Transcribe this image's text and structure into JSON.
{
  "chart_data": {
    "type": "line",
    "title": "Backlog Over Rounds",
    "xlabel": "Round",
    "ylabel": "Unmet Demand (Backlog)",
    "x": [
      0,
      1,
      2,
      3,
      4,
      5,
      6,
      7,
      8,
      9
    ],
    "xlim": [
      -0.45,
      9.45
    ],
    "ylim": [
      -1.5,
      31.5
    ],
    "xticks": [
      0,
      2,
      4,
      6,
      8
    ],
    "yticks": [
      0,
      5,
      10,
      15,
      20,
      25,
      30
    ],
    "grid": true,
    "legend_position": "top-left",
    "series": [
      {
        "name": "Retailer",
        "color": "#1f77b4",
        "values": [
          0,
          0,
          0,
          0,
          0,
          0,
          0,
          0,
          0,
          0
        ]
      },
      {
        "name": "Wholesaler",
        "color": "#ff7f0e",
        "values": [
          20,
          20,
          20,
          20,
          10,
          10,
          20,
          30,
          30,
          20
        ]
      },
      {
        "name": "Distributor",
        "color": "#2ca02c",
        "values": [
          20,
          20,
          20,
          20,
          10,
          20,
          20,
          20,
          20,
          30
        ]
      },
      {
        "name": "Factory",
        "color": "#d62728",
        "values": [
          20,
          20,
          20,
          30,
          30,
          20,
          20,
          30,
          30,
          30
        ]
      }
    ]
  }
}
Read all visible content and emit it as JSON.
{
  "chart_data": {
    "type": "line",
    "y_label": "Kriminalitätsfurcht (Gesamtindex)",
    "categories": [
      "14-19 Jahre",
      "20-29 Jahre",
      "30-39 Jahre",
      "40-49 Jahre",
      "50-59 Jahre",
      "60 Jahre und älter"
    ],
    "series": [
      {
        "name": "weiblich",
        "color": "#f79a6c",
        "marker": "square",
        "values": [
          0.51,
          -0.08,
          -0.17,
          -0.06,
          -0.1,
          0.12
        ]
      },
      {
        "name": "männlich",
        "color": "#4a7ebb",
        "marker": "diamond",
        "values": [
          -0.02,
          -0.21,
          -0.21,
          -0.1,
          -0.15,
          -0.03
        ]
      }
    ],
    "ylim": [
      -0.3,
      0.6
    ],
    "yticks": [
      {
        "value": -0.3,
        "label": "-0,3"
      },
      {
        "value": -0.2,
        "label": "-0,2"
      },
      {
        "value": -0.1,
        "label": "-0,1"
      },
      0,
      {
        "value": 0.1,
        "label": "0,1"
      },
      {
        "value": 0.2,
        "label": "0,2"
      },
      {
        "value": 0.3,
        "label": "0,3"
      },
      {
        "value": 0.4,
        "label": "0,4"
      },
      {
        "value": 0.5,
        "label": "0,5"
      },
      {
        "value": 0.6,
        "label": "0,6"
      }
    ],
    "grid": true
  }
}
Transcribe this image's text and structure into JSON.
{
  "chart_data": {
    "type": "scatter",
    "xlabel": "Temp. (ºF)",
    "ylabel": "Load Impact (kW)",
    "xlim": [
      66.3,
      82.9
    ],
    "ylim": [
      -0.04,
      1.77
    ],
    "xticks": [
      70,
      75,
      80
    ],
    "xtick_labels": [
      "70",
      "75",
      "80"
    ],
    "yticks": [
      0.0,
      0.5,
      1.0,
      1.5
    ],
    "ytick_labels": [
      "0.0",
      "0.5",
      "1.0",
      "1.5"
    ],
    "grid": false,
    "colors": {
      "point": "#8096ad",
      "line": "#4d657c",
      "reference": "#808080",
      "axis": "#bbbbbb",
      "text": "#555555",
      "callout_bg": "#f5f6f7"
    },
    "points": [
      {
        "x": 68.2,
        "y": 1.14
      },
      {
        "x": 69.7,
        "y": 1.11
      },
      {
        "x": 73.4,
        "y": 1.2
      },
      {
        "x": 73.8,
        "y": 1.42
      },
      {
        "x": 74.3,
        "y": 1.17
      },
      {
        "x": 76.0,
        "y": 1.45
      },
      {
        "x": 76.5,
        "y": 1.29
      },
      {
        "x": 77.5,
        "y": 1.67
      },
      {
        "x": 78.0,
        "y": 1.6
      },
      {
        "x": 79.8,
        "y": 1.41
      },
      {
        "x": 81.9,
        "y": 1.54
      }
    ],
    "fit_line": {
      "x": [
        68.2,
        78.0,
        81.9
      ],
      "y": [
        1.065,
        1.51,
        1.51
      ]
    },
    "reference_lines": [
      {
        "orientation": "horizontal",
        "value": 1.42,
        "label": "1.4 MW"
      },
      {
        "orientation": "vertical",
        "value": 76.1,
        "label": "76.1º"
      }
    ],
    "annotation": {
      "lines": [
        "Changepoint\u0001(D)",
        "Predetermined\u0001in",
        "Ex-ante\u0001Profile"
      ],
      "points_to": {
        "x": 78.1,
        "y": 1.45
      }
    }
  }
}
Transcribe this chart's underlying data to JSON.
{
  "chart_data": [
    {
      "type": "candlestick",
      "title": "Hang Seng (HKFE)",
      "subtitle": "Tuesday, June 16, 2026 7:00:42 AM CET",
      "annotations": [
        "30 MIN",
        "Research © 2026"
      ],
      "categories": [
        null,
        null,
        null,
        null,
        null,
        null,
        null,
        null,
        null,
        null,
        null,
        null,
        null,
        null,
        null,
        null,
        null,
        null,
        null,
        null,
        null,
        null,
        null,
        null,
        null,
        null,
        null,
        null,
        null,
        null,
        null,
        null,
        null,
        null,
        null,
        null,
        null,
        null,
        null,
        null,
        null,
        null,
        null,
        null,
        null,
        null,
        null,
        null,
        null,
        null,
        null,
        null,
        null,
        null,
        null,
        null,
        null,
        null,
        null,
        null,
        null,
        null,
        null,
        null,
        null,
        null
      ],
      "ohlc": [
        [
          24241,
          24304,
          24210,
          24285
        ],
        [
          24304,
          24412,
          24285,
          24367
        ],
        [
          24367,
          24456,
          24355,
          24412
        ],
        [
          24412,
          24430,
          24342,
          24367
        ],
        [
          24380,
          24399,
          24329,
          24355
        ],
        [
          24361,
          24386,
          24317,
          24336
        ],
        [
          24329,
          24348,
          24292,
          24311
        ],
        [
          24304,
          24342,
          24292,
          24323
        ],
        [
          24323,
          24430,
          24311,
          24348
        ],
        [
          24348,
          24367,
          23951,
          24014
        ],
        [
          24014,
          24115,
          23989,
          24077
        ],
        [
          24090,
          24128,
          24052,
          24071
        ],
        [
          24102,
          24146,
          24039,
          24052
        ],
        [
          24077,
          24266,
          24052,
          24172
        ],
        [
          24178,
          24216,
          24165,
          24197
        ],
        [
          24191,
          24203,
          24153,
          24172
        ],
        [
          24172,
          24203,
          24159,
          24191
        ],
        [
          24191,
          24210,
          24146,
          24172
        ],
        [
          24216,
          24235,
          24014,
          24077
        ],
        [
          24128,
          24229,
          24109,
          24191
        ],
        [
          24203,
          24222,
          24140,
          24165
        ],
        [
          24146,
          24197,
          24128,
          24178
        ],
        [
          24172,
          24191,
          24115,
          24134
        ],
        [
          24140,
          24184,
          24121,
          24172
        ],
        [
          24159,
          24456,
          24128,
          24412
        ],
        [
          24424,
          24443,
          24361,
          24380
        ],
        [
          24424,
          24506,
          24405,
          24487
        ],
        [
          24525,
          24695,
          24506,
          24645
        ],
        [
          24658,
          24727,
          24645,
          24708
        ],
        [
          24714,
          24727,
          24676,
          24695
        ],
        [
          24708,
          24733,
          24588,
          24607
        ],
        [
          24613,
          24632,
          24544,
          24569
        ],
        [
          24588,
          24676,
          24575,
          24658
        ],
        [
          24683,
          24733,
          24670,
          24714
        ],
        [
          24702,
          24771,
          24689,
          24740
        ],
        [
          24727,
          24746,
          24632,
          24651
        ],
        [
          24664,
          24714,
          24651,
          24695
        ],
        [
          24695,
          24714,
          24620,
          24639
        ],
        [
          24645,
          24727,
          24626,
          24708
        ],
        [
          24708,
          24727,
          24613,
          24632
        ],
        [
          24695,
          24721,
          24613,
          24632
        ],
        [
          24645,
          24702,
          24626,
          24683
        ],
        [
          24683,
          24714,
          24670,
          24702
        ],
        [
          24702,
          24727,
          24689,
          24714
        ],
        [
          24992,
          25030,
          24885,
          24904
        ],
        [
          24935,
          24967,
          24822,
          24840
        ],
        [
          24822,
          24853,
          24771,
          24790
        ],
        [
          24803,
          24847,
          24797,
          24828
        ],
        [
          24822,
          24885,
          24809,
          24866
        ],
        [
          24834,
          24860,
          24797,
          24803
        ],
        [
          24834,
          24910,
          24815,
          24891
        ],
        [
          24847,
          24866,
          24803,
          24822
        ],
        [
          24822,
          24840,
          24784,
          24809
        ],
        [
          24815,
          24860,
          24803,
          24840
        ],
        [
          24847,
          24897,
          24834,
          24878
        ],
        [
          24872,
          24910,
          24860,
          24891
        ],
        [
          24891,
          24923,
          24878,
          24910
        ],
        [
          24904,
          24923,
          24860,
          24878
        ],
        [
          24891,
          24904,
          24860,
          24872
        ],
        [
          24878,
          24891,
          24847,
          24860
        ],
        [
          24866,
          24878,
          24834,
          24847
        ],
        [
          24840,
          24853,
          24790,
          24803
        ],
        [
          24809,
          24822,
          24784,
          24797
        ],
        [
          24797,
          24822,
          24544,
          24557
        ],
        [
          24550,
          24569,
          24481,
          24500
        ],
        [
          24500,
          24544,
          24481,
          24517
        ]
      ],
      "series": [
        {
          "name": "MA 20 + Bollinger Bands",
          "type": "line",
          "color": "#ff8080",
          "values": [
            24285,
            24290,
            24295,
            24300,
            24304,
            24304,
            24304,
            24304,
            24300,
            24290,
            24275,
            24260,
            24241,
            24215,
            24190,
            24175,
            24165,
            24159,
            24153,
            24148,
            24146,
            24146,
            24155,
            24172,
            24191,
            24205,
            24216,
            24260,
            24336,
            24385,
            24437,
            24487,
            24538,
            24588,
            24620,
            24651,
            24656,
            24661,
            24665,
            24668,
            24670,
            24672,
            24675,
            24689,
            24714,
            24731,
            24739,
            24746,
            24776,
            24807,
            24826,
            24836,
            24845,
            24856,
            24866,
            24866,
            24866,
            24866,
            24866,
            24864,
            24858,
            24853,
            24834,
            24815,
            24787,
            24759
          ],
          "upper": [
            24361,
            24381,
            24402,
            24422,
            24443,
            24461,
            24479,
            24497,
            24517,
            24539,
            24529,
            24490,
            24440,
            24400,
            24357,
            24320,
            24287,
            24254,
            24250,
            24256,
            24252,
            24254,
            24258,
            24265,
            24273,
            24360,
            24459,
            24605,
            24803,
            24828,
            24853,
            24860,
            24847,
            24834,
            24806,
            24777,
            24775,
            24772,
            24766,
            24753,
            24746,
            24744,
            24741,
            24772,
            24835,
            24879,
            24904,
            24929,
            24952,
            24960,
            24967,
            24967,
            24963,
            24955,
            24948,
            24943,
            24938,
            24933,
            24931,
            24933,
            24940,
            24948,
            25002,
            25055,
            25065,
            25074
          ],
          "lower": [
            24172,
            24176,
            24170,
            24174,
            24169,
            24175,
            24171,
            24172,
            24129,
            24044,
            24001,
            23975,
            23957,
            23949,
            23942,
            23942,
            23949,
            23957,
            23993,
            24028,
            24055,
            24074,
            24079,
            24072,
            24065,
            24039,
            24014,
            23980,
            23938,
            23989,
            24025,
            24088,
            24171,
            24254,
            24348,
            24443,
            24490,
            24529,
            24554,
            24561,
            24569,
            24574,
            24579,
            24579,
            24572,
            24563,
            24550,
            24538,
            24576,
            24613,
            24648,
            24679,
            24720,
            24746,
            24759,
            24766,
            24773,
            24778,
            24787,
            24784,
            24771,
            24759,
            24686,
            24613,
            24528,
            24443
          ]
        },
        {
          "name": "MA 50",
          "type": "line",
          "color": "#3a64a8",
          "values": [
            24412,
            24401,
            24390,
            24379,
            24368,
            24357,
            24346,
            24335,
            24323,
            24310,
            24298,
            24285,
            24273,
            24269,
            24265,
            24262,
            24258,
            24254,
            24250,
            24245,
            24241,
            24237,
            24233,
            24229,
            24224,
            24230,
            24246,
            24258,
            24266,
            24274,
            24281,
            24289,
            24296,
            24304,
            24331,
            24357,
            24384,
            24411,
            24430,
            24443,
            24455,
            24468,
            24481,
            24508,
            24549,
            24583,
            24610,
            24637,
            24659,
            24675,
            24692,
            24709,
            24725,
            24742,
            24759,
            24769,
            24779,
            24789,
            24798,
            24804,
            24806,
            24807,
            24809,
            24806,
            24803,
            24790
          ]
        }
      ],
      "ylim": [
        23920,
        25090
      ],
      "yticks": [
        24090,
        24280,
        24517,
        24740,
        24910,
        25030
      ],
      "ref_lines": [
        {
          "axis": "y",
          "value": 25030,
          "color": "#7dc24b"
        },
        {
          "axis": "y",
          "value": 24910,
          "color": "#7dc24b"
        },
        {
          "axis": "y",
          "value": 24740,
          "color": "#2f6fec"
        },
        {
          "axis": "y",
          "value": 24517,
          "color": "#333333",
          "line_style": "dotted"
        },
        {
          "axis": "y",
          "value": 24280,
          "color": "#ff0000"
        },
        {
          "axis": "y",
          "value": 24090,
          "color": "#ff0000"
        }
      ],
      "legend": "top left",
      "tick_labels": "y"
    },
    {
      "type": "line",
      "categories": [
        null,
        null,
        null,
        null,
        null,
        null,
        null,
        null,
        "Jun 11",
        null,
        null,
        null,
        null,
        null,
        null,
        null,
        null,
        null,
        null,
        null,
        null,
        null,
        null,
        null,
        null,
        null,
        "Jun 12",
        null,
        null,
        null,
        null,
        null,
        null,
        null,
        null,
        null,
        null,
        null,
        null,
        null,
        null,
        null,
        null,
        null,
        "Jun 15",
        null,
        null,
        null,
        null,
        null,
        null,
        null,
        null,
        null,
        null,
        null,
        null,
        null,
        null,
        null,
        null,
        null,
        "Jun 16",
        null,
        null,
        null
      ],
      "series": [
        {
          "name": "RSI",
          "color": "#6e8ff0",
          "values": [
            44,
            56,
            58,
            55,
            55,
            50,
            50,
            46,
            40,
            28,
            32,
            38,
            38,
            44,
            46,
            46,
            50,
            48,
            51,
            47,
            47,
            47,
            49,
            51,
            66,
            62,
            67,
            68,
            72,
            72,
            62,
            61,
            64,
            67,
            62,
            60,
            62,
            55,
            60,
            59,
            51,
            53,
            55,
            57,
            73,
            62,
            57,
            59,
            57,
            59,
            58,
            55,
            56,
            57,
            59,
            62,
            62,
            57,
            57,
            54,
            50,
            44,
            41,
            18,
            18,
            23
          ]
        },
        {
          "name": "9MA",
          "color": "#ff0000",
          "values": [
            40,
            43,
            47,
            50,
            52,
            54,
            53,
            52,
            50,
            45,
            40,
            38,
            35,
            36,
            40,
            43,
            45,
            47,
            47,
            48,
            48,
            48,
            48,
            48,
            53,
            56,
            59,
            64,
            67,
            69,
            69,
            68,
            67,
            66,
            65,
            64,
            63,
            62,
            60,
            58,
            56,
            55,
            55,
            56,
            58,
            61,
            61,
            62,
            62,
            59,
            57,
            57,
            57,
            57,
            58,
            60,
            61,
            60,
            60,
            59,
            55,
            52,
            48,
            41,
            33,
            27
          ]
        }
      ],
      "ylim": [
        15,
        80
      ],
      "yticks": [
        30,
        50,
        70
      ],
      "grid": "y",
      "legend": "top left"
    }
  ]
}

§ Short task
Gather each line that holds "name".

§ The result
        "name": "Retailer",
        "name": "Wholesaler",
        "name": "Distributor",
        "name": "Factory",
        "name": "weiblich",
        "name": "männlich",
          "name": "MA 20 + Bollinger Bands",
          "name": "MA 50",
          "name": "RSI",
          "name": "9MA",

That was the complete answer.